■ **Given records**:
-- BEGIN --

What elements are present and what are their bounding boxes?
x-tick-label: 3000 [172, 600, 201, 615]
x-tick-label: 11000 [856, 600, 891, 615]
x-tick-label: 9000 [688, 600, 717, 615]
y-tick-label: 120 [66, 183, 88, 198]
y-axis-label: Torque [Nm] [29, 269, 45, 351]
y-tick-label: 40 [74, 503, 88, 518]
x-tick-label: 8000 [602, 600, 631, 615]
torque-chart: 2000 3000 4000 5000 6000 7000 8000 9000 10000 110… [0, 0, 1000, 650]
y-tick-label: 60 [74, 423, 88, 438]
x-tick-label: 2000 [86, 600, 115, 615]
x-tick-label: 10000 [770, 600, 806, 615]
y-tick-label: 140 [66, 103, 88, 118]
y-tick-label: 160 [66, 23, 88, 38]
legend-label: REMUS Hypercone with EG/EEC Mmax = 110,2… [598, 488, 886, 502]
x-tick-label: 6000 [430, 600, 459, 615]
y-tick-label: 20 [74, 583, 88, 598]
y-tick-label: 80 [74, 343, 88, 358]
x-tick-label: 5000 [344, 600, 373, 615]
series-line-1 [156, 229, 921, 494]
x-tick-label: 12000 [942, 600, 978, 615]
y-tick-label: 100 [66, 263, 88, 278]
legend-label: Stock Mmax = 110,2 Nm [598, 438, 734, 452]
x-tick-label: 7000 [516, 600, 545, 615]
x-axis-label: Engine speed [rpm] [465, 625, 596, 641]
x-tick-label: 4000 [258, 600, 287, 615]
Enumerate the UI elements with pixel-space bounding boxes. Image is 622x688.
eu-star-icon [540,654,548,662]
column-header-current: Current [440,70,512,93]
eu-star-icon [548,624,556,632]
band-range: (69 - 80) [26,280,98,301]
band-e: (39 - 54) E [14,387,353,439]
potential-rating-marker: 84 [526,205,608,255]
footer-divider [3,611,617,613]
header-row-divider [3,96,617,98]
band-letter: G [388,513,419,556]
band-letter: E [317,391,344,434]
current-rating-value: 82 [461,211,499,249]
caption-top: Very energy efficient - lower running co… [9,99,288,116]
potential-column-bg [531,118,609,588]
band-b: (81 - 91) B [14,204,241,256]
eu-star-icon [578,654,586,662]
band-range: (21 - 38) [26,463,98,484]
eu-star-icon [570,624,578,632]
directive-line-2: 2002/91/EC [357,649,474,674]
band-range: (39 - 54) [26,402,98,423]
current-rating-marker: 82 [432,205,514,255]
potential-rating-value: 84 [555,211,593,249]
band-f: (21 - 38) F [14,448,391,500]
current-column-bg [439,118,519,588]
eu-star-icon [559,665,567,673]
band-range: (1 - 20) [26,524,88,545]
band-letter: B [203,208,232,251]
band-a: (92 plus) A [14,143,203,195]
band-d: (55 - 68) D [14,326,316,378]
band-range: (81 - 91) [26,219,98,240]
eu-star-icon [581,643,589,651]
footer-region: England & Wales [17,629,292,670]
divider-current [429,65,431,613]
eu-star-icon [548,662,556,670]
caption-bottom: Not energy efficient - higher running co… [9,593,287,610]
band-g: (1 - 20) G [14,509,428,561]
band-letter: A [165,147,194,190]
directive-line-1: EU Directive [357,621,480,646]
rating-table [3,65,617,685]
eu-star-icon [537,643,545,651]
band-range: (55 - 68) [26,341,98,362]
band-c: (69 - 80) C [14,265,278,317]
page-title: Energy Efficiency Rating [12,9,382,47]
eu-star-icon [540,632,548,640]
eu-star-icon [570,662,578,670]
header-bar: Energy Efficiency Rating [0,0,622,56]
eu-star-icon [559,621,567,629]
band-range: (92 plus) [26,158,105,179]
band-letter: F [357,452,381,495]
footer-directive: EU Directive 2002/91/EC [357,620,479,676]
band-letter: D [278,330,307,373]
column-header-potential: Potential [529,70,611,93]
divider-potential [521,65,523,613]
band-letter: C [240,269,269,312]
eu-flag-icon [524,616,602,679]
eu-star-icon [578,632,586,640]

-- END --

■ **Short problem**: Reproduce every line of the listing above word for word, keeping each character, number, and bracket unchanged.

■ **Reply**:
What elements are present and what are their bounding boxes?
x-tick-label: 3000 [172, 600, 201, 615]
x-tick-label: 11000 [856, 600, 891, 615]
x-tick-label: 9000 [688, 600, 717, 615]
y-tick-label: 120 [66, 183, 88, 198]
y-axis-label: Torque [Nm] [29, 269, 45, 351]
y-tick-label: 40 [74, 503, 88, 518]
x-tick-label: 8000 [602, 600, 631, 615]
torque-chart: 2000 3000 4000 5000 6000 7000 8000 9000 10000 110… [0, 0, 1000, 650]
y-tick-label: 60 [74, 423, 88, 438]
x-tick-label: 2000 [86, 600, 115, 615]
x-tick-label: 10000 [770, 600, 806, 615]
y-tick-label: 140 [66, 103, 88, 118]
y-tick-label: 160 [66, 23, 88, 38]
legend-label: REMUS Hypercone with EG/EEC Mmax = 110,2… [598, 488, 886, 502]
x-tick-label: 6000 [430, 600, 459, 615]
y-tick-label: 20 [74, 583, 88, 598]
y-tick-label: 80 [74, 343, 88, 358]
x-tick-label: 5000 [344, 600, 373, 615]
series-line-1 [156, 229, 921, 494]
x-tick-label: 12000 [942, 600, 978, 615]
y-tick-label: 100 [66, 263, 88, 278]
legend-label: Stock Mmax = 110,2 Nm [598, 438, 734, 452]
x-tick-label: 7000 [516, 600, 545, 615]
x-axis-label: Engine speed [rpm] [465, 625, 596, 641]
x-tick-label: 4000 [258, 600, 287, 615]
Enumerate the UI elements with pixel-space bounding boxes. Image is 622x688.
eu-star-icon [540,654,548,662]
column-header-current: Current [440,70,512,93]
eu-star-icon [548,624,556,632]
band-range: (69 - 80) [26,280,98,301]
band-e: (39 - 54) E [14,387,353,439]
potential-rating-marker: 84 [526,205,608,255]
footer-divider [3,611,617,613]
header-row-divider [3,96,617,98]
band-letter: G [388,513,419,556]
band-letter: E [317,391,344,434]
current-rating-value: 82 [461,211,499,249]
caption-top: Very energy efficient - lower running co… [9,99,288,116]
potential-column-bg [531,118,609,588]
band-b: (81 - 91) B [14,204,241,256]
eu-star-icon [578,654,586,662]
band-range: (21 - 38) [26,463,98,484]
eu-star-icon [570,624,578,632]
directive-line-2: 2002/91/EC [357,649,474,674]
band-range: (39 - 54) [26,402,98,423]
current-rating-marker: 82 [432,205,514,255]
potential-rating-value: 84 [555,211,593,249]
band-f: (21 - 38) F [14,448,391,500]
current-column-bg [439,118,519,588]
eu-star-icon [559,665,567,673]
band-range: (1 - 20) [26,524,88,545]
band-letter: B [203,208,232,251]
band-a: (92 plus) A [14,143,203,195]
band-d: (55 - 68) D [14,326,316,378]
band-range: (81 - 91) [26,219,98,240]
eu-star-icon [581,643,589,651]
footer-region: England & Wales [17,629,292,670]
divider-current [429,65,431,613]
eu-star-icon [548,662,556,670]
caption-bottom: Not energy efficient - higher running co… [9,593,287,610]
band-g: (1 - 20) G [14,509,428,561]
band-letter: A [165,147,194,190]
directive-line-1: EU Directive [357,621,480,646]
rating-table [3,65,617,685]
eu-star-icon [537,643,545,651]
band-range: (55 - 68) [26,341,98,362]
band-c: (69 - 80) C [14,265,278,317]
page-title: Energy Efficiency Rating [12,9,382,47]
eu-star-icon [540,632,548,640]
eu-star-icon [570,662,578,670]
header-bar: Energy Efficiency Rating [0,0,622,56]
eu-star-icon [559,621,567,629]
band-range: (92 plus) [26,158,105,179]
band-letter: F [357,452,381,495]
footer-directive: EU Directive 2002/91/EC [357,620,479,676]
band-letter: D [278,330,307,373]
column-header-potential: Potential [529,70,611,93]
divider-potential [521,65,523,613]
band-letter: C [240,269,269,312]
eu-flag-icon [524,616,602,679]
eu-star-icon [578,632,586,640]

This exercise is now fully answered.